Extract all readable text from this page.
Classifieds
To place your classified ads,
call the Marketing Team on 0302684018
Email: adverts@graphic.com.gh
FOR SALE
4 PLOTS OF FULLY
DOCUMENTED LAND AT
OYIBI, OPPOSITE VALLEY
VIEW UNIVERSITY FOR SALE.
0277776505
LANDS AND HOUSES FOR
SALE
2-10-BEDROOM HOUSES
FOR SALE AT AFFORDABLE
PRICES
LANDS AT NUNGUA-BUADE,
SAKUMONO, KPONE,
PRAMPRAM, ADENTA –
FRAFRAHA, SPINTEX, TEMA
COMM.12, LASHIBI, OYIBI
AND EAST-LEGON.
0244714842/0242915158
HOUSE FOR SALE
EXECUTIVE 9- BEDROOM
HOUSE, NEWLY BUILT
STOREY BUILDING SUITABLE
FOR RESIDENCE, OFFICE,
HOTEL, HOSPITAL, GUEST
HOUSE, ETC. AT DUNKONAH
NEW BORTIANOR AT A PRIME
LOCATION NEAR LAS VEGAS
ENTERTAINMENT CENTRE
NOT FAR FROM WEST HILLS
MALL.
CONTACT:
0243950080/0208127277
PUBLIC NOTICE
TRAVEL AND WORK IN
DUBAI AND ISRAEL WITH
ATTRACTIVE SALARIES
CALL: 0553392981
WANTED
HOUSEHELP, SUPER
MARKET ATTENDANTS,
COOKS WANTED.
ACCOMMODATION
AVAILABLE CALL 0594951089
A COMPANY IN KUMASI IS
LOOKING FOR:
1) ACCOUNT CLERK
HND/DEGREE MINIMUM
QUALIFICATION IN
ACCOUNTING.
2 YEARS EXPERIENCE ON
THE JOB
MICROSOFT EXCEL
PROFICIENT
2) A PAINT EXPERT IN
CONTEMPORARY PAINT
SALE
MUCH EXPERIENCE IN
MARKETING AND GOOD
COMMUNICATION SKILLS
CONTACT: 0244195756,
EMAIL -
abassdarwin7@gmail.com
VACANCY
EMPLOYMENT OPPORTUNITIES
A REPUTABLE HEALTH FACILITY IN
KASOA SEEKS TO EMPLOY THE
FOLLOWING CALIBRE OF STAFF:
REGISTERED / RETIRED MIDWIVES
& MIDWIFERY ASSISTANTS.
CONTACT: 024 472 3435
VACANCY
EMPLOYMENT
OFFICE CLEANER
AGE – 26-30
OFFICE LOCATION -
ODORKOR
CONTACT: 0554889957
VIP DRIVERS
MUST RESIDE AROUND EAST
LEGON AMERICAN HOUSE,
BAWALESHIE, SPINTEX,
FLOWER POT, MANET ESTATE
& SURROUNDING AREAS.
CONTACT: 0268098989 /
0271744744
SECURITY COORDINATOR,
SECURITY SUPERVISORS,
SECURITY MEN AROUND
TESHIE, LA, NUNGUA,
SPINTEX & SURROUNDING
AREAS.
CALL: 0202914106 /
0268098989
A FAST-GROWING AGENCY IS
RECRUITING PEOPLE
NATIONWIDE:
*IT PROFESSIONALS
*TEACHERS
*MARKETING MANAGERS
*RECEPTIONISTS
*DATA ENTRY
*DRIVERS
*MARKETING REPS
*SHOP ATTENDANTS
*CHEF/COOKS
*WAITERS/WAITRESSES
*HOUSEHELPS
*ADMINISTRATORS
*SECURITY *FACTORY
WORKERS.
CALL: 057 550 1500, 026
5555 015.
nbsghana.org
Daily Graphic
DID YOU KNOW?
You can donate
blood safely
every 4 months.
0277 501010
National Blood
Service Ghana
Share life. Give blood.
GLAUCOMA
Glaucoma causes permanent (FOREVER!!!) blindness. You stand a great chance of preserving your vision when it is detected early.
-.-.-
### Description of the task
Scan the records above for the string "PAINT", then select every line that holds it.

### Task result
2) A PAINT EXPERT IN
CONTEMPORARY PAINT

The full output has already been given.